Task requirements: Write out all records as given; omit images.

━━━━━ Data supplied

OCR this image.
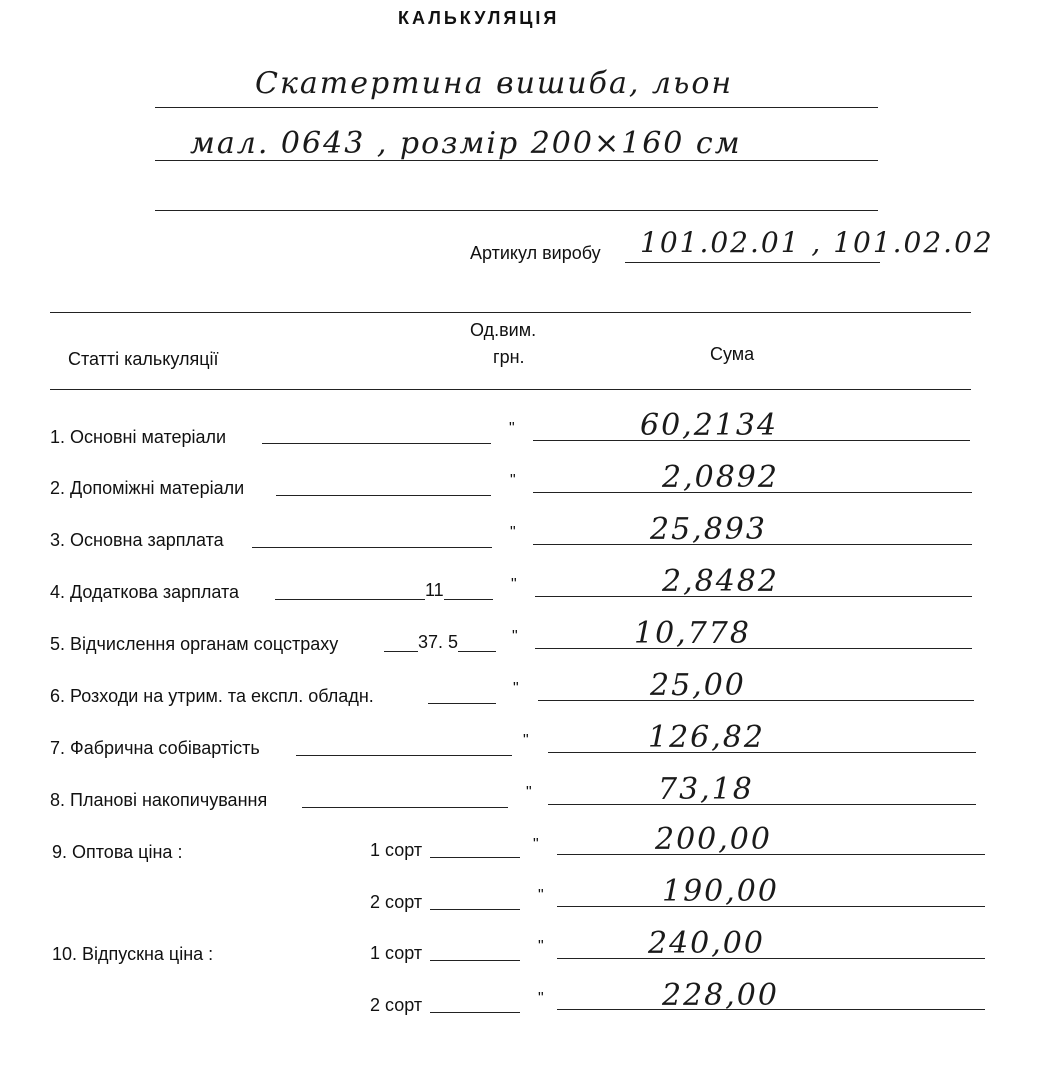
КАЛЬКУЛЯЦІЯ
Скатертина вишиба, льон
мал. 0643 , розмір 200×160 см
Артикул виробу 101.02.01 , 101.02.02
Статті калькуляції
Од.вим.
грн.	Сума
1. Основні матеріали	"	60,2134
2. Допоміжні матеріали	"	2,0892
3. Основна зарплата	"	25,893
4. Додаткова зарплата	11	"	2,8482
5. Відчислення органам соцстраху	37. 5	"	10,778
6. Розходи на утрим. та експл. обладн.	"	25,00
7. Фабрична собівартість	"	126,82
8. Планові накопичування	"	73,18
9. Оптова ціна :	1 сорт	"	200,00
2 сорт	"	190,00
10. Відпускна ціна :	1 сорт	"	240,00
2 сорт	"	228,00
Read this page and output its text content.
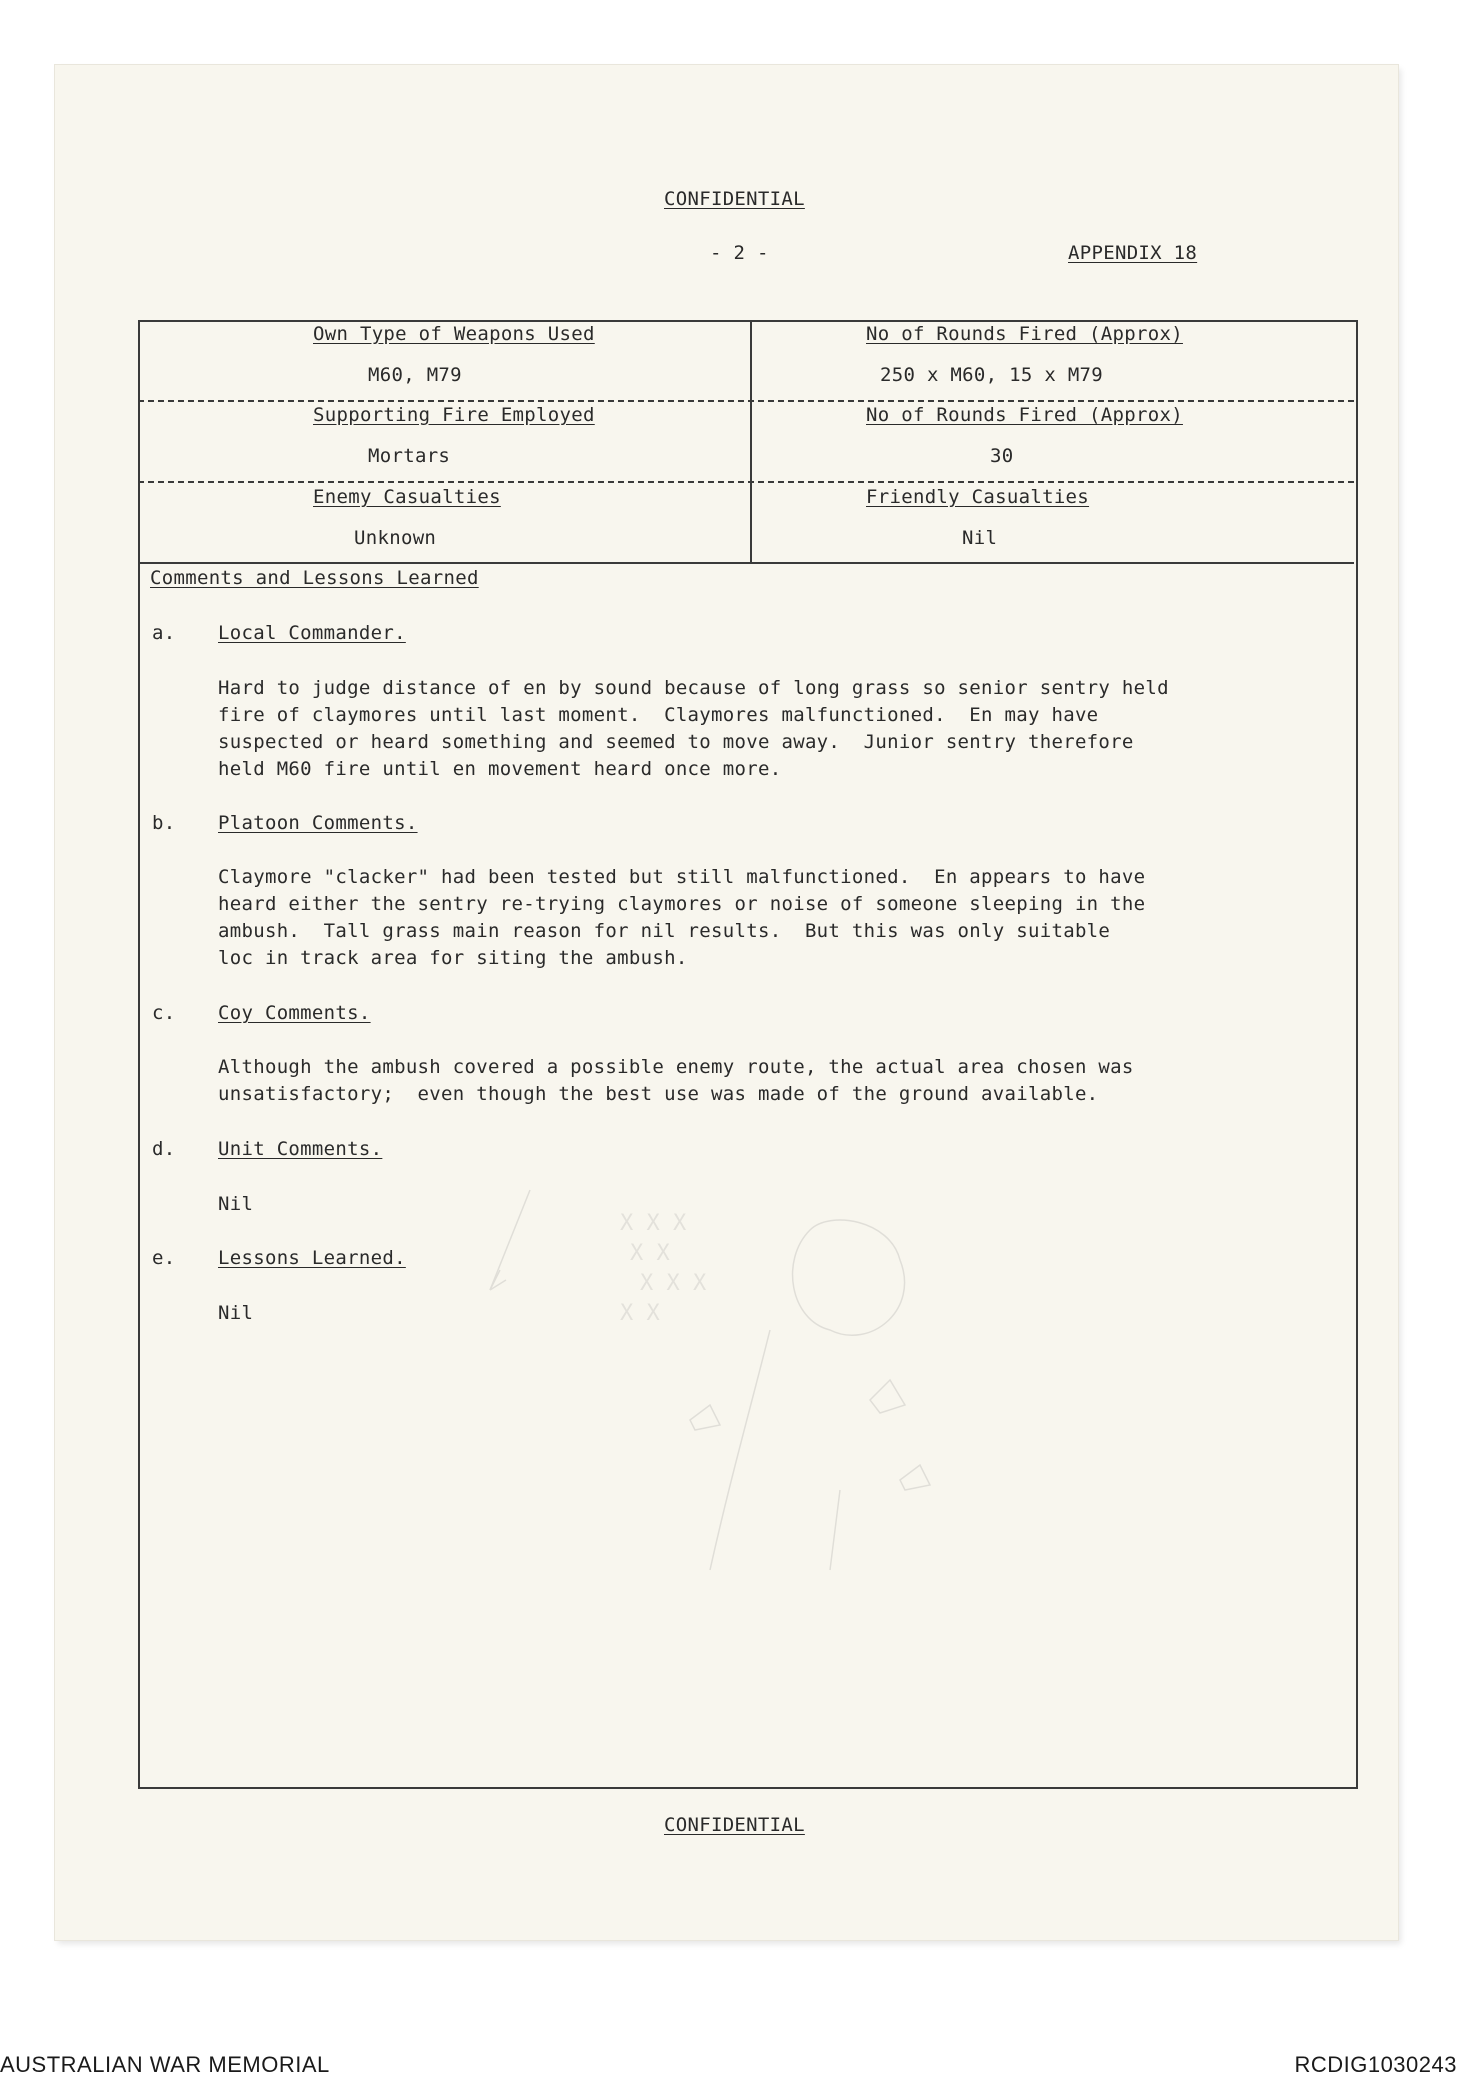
CONFIDENTIAL
- 2 -	APPENDIX 18
Own Type of Weapons Used
M60, M79
No of Rounds Fired (Approx)
250 x M60, 15 x M79
Supporting Fire Employed
Mortars
No of Rounds Fired (Approx)
30
Enemy Casualties
Unknown
Friendly Casualties
Nil
Comments and Lessons Learned
a. Local Commander.
Hard to judge distance of en by sound because of long grass so senior sentry held
fire of claymores until last moment.  Claymores malfunctioned.  En may have
suspected or heard something and seemed to move away.  Junior sentry therefore
held M60 fire until en movement heard once more.
b. Platoon Comments.
Claymore "clacker" had been tested but still malfunctioned.  En appears to have
heard either the sentry re-trying claymores or noise of someone sleeping in the
ambush.  Tall grass main reason for nil results.  But this was only suitable
loc in track area for siting the ambush.
c. Coy Comments.
Although the ambush covered a possible enemy route, the actual area chosen was
unsatisfactory;  even though the best use was made of the ground available.
d. Unit Comments.
Nil
e. Lessons Learned.
Nil
X X X
X X
X X X
X X
CONFIDENTIAL
AUSTRALIAN WAR MEMORIAL	RCDIG1030243
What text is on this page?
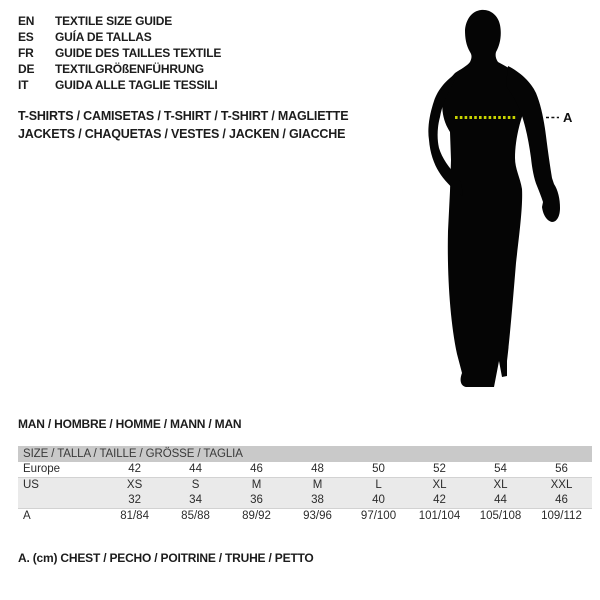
EN	TEXTILE SIZE GUIDE
ES	GUÍA DE TALLAS
FR	GUIDE DES TAILLES TEXTILE
DE	TEXTILGRÖßENFÜHRUNG
IT	GUIDA ALLE TAGLIE TESSILI
T-SHIRTS / CAMISETAS / T-SHIRT / T-SHIRT / MAGLIETTE
JACKETS / CHAQUETAS / VESTES / JACKEN / GIACCHE
A
MAN / HOMBRE / HOMME / MANN / MAN
SIZE / TALLA / TAILLE / GRÖSSE / TAGLIA
Europe	42	44	46	48	50	52	54	56
US	XS	S	M	M	L	XL	XL	XXL
	32	34	36	38	40	42	44	46
A	81/84	85/88	89/92	93/96	97/100	101/104	105/108	109/112
A. (cm) CHEST / PECHO / POITRINE / TRUHE / PETTO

━━━━━━━━━━

Completed exercise:
OCR this image.
КАЛЬКУЛЯЦІЯ
Скатертина вишиба, льон
мал. 0643 , розмір 200×160 см
Артикул виробу 101.02.01 , 101.02.02
Статті калькуляції
Од.вим.
грн.	Сума
1. Основні матеріали	"	60,2134
2. Допоміжні матеріали	"	2,0892
3. Основна зарплата	"	25,893
4. Додаткова зарплата	11	"	2,8482
5. Відчислення органам соцстраху	37. 5	"	10,778
6. Розходи на утрим. та експл. обладн.	"	25,00
7. Фабрична собівартість	"	126,82
8. Планові накопичування	"	73,18
9. Оптова ціна :	1 сорт	"	200,00
2 сорт	"	190,00
10. Відпускна ціна :	1 сорт	"	240,00
2 сорт	"	228,00
Read this page and output its text content.
CONFIDENTIAL
- 2 -	APPENDIX 18
Own Type of Weapons Used
M60, M79
No of Rounds Fired (Approx)
250 x M60, 15 x M79
Supporting Fire Employed
Mortars
No of Rounds Fired (Approx)
30
Enemy Casualties
Unknown
Friendly Casualties
Nil
Comments and Lessons Learned
a. Local Commander.
Hard to judge distance of en by sound because of long grass so senior sentry held
fire of claymores until last moment.  Claymores malfunctioned.  En may have
suspected or heard something and seemed to move away.  Junior sentry therefore
held M60 fire until en movement heard once more.
b. Platoon Comments.
Claymore "clacker" had been tested but still malfunctioned.  En appears to have
heard either the sentry re-trying claymores or noise of someone sleeping in the
ambush.  Tall grass main reason for nil results.  But this was only suitable
loc in track area for siting the ambush.
c. Coy Comments.
Although the ambush covered a possible enemy route, the actual area chosen was
unsatisfactory;  even though the best use was made of the ground available.
d. Unit Comments.
Nil
e. Lessons Learned.
Nil
X X X
X X
X X X
X X
CONFIDENTIAL
AUSTRALIAN WAR MEMORIAL	RCDIG1030243
What text is on this page?
EN	TEXTILE SIZE GUIDE
ES	GUÍA DE TALLAS
FR	GUIDE DES TAILLES TEXTILE
DE	TEXTILGRÖßENFÜHRUNG
IT	GUIDA ALLE TAGLIE TESSILI
T-SHIRTS / CAMISETAS / T-SHIRT / T-SHIRT / MAGLIETTE
JACKETS / CHAQUETAS / VESTES / JACKEN / GIACCHE
A
MAN / HOMBRE / HOMME / MANN / MAN
SIZE / TALLA / TAILLE / GRÖSSE / TAGLIA
Europe	42	44	46	48	50	52	54	56
US	XS	S	M	M	L	XL	XL	XXL
	32	34	36	38	40	42	44	46
A	81/84	85/88	89/92	93/96	97/100	101/104	105/108	109/112
A. (cm) CHEST / PECHO / POITRINE / TRUHE / PETTO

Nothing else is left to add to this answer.